Show only lines that include "桂林医学院".
======== Input records ========
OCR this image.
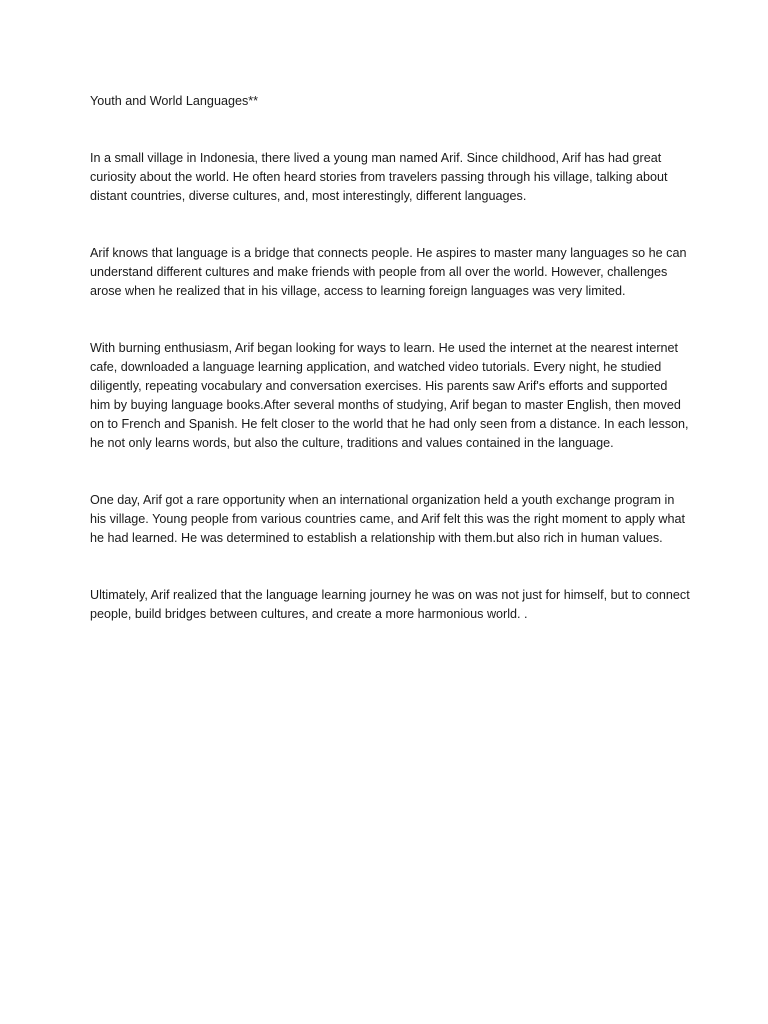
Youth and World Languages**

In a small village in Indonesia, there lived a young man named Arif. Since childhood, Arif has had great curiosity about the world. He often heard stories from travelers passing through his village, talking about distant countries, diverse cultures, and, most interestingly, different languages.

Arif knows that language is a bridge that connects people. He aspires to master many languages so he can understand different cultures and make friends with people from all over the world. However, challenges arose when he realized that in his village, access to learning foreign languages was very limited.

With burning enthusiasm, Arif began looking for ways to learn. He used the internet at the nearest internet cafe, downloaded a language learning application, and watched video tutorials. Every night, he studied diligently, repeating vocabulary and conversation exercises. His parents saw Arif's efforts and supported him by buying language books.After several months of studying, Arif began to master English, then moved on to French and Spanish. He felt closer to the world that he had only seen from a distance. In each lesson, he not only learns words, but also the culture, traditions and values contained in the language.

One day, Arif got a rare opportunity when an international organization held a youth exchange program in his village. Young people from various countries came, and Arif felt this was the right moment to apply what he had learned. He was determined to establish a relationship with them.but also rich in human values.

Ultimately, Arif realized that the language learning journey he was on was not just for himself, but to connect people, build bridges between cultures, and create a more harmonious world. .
========
======== Input records ========
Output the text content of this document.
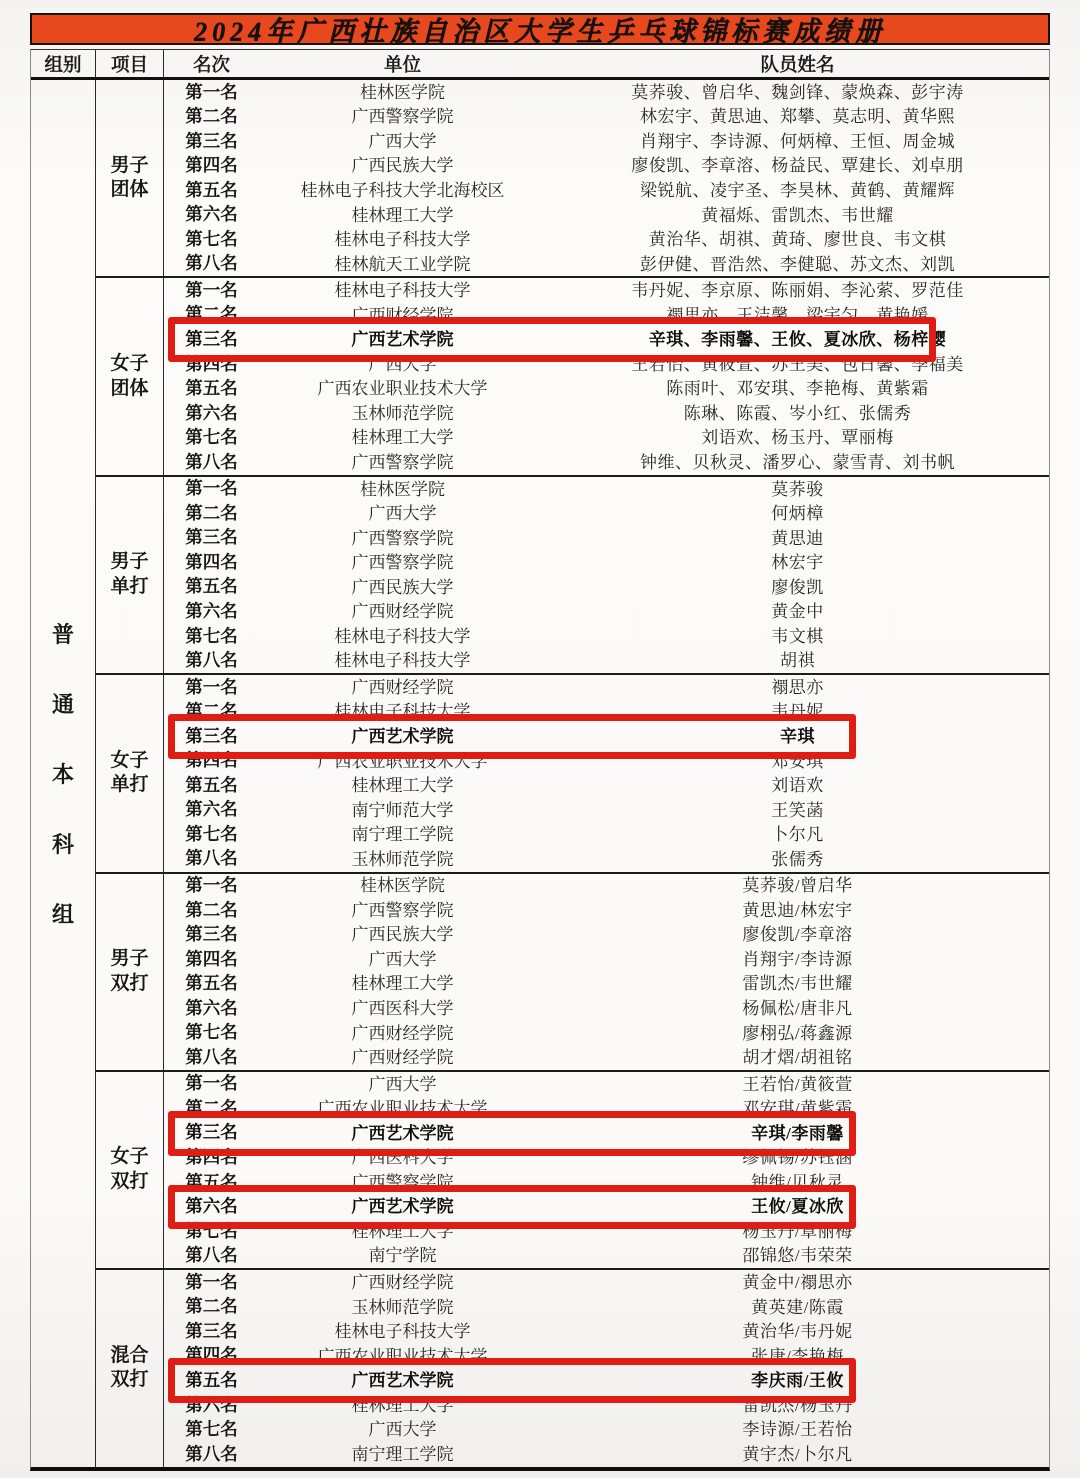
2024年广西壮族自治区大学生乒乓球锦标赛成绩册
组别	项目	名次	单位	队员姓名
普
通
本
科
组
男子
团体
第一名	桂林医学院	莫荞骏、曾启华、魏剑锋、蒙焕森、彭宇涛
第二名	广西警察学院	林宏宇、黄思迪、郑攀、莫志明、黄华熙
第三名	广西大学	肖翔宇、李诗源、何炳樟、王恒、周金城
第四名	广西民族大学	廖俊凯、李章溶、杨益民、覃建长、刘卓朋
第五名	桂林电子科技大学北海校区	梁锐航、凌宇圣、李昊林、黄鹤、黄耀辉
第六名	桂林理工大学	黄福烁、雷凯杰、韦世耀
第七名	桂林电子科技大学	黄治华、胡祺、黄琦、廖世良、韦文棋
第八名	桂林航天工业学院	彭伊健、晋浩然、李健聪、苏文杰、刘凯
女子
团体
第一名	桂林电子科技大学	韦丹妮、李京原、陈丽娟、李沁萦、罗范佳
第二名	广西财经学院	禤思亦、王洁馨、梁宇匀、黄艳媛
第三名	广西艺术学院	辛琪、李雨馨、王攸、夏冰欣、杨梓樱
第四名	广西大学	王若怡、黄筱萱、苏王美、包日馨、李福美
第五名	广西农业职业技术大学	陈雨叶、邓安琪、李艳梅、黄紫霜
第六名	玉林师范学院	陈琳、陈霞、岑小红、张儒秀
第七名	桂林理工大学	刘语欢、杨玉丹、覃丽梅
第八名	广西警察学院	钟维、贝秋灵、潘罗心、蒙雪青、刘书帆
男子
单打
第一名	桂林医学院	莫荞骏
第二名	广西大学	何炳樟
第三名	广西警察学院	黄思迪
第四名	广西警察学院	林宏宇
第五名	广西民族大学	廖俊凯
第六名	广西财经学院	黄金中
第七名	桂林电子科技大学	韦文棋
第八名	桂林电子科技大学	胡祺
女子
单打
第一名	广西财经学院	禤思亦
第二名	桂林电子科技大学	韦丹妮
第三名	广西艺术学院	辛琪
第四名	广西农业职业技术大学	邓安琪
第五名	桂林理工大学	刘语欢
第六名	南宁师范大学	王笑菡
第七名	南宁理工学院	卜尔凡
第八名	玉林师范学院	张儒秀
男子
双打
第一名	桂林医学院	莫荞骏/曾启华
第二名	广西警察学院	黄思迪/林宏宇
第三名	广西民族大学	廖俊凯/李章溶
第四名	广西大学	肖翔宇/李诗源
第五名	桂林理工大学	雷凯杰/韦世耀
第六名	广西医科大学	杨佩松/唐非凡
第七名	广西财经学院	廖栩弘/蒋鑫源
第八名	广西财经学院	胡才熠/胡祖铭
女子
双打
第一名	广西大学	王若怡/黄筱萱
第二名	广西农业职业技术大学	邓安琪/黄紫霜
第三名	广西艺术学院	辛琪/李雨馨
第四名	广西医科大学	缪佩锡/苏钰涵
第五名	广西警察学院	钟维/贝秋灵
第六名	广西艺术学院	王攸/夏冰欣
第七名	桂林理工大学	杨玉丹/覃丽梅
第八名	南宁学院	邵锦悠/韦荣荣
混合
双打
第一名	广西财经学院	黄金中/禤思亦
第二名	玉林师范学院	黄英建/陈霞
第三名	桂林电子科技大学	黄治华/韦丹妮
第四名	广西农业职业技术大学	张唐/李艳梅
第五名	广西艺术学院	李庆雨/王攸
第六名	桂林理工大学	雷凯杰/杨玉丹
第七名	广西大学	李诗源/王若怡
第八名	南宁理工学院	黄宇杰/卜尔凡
========
======== Input records ========
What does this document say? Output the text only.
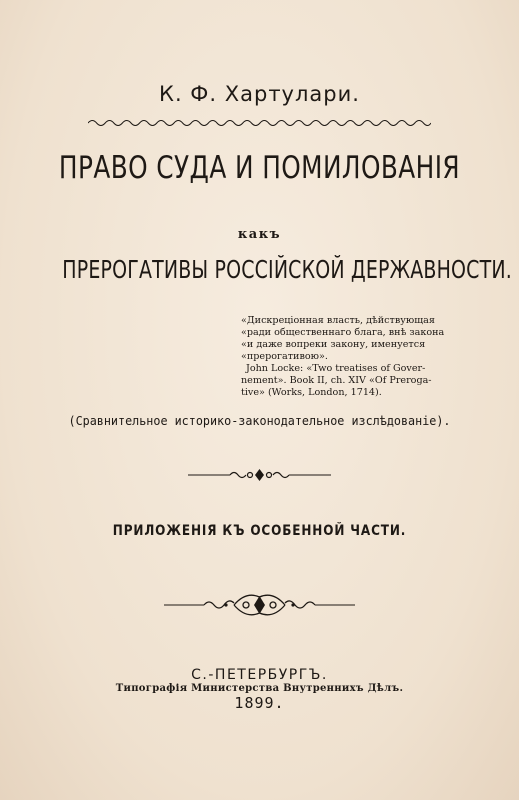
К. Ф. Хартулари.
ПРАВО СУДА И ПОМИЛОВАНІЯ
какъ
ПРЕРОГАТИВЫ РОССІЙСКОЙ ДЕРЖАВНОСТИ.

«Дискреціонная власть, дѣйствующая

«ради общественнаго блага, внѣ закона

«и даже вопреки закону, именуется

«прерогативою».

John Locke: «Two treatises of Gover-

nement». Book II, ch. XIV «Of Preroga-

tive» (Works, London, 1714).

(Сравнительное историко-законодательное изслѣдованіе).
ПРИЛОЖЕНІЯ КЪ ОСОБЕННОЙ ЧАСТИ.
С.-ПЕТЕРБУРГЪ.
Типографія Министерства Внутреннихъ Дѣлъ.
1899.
========
The result:
第一名	桂林医学院	莫荞骏、曾启华、魏剑锋、蒙焕森、彭宇涛
第一名	桂林医学院	莫荞骏
第一名	桂林医学院	莫荞骏/曾启华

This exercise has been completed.